··· PROVIDED RECORDS
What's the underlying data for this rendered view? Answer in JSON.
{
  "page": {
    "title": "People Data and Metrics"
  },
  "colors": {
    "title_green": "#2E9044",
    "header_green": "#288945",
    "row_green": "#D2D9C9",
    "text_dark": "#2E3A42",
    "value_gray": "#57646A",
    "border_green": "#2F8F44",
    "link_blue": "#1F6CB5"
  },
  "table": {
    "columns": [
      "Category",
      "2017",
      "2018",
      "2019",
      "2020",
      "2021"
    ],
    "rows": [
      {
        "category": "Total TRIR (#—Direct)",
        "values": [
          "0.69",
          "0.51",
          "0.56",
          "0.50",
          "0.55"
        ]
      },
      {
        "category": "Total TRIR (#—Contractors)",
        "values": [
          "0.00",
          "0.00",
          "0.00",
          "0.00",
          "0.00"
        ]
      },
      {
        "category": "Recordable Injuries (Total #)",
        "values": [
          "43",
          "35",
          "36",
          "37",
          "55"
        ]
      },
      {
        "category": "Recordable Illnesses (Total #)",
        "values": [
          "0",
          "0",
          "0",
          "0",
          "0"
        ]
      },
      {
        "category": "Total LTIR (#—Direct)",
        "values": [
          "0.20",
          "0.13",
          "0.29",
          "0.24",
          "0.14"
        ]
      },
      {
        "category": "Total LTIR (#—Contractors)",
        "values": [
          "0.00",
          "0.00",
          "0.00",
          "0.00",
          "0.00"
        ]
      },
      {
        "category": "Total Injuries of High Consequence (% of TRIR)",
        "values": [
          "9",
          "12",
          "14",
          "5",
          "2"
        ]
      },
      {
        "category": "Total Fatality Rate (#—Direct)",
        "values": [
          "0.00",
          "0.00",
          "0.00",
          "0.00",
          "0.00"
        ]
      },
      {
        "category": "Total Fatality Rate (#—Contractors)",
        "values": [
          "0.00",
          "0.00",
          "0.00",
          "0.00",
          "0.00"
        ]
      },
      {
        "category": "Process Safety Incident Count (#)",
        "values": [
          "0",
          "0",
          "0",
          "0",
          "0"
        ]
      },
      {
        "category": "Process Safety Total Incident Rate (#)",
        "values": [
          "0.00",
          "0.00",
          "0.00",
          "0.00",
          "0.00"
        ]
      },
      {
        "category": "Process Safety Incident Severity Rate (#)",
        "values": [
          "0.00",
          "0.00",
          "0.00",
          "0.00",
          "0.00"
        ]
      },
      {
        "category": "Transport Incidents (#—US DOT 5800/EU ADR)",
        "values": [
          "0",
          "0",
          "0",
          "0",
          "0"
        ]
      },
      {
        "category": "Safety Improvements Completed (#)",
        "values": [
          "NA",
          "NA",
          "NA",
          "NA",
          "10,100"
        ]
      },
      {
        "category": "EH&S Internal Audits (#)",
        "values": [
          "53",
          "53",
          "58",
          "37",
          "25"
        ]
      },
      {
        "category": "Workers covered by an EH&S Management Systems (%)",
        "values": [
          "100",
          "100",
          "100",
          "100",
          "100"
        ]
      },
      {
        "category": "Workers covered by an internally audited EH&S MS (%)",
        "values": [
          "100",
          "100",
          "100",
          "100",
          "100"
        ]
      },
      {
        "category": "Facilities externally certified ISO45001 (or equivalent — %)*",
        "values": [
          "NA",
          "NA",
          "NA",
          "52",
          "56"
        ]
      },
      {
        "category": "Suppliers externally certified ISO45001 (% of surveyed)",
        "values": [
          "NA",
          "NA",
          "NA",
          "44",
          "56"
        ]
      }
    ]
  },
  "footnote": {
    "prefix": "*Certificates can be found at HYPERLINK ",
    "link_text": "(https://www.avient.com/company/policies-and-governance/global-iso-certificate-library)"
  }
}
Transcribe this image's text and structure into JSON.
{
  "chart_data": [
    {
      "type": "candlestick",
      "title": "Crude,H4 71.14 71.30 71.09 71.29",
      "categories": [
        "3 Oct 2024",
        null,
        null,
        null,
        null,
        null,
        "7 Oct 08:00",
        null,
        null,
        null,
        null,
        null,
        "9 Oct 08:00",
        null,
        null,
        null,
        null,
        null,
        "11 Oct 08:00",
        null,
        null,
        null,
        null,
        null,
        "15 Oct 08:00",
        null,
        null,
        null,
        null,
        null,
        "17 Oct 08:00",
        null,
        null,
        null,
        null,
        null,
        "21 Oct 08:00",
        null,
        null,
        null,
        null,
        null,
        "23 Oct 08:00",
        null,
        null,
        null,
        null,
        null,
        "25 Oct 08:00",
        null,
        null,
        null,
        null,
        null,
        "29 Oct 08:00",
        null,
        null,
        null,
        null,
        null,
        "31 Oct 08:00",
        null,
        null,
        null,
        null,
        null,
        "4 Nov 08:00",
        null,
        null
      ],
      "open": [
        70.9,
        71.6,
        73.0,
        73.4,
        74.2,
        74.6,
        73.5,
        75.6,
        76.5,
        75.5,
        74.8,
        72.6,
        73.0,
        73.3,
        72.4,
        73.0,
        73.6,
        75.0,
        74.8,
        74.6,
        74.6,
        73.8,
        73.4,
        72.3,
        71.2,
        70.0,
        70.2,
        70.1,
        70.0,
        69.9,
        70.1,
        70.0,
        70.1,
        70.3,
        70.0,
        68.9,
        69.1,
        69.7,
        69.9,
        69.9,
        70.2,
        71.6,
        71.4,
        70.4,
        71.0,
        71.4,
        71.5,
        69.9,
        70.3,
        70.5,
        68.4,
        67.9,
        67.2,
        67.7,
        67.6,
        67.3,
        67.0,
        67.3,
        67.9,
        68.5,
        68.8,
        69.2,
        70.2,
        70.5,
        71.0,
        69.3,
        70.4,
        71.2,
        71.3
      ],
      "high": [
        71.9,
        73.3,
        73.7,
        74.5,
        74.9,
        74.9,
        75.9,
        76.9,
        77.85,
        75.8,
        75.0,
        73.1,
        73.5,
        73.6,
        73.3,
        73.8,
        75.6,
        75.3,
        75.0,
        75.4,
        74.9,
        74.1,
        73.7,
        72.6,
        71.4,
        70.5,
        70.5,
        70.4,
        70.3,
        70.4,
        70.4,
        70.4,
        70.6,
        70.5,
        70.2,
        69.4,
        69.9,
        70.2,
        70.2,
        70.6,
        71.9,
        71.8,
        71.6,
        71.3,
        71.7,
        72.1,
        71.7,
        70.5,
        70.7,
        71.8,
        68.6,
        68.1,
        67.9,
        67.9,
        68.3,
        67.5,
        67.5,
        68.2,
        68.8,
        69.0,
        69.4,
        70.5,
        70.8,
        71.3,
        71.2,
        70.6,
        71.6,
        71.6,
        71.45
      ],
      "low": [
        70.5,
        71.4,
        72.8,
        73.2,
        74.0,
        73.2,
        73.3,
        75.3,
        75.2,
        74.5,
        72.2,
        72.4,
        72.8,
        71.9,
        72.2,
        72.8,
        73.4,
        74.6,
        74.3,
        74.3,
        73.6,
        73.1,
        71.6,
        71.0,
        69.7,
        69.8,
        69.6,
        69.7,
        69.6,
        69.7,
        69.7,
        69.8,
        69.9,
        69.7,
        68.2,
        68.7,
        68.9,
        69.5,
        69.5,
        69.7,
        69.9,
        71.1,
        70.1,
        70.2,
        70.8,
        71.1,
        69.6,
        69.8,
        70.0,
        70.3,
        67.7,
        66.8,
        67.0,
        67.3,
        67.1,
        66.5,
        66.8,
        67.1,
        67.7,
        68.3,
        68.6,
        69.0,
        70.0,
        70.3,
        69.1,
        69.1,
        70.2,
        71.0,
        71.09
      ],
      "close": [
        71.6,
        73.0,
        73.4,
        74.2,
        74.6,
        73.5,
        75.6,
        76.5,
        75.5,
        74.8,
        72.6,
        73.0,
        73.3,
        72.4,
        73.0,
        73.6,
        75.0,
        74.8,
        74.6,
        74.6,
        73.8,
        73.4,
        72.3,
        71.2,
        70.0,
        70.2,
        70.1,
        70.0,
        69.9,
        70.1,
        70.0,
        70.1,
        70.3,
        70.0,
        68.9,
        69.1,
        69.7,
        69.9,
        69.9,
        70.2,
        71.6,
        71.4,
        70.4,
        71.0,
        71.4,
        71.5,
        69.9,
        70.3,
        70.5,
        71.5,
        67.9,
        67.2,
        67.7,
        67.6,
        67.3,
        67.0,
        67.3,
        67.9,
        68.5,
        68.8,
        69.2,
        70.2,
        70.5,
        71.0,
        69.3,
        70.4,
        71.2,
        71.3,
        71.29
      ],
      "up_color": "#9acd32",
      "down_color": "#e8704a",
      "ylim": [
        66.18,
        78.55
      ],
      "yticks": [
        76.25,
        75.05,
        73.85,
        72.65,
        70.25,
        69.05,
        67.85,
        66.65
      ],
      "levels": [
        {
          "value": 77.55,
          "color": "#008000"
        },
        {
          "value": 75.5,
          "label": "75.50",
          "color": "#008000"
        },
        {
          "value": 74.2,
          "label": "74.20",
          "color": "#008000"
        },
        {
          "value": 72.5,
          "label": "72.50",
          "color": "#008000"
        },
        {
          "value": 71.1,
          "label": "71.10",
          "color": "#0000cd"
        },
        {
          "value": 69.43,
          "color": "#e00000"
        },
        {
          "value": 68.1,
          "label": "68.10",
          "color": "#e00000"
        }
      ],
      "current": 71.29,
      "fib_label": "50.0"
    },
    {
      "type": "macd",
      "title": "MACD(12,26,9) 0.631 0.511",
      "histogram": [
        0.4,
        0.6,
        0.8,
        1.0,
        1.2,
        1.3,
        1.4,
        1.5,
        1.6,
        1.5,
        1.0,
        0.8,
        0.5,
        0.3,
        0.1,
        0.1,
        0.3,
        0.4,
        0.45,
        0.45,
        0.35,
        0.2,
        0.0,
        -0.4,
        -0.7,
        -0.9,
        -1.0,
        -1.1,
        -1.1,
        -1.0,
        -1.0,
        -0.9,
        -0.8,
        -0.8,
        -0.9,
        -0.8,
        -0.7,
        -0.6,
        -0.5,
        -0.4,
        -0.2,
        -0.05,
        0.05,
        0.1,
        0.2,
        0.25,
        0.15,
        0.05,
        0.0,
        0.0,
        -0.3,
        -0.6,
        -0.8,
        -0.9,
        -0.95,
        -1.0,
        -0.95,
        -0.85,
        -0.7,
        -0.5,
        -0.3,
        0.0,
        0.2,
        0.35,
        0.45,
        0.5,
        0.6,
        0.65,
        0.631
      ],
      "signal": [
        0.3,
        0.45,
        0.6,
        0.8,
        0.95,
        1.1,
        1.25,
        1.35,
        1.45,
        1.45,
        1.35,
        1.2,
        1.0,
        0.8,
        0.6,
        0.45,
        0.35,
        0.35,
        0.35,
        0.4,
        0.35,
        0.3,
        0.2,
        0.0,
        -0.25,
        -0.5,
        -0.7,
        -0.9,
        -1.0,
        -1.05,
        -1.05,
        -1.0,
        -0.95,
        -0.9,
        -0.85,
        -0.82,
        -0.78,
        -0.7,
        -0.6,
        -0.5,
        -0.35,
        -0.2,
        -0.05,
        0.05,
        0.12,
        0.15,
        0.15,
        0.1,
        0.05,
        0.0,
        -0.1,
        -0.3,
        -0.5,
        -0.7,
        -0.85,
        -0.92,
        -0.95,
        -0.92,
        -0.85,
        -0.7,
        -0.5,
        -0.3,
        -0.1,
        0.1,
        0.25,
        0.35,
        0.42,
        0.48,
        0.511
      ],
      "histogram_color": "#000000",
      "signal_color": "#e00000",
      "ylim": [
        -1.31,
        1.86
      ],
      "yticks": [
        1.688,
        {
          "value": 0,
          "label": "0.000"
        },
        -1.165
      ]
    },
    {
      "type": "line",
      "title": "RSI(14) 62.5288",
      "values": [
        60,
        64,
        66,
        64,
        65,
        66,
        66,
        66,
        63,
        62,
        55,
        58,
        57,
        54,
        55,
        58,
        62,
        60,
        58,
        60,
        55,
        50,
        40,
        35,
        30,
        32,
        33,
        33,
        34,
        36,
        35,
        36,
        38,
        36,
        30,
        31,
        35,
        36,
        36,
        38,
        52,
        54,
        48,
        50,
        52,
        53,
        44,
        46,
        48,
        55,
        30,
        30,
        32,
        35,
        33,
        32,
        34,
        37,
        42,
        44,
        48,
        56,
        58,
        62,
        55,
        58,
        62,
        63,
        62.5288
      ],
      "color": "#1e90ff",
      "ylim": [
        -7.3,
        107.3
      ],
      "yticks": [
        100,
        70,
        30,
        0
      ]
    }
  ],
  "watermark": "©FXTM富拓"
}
······
WORK TO DO: Work out how many lines of the data hold the string "Workers". Reply with that number alone.

SOLUTION TO THIS EXERCISE: 2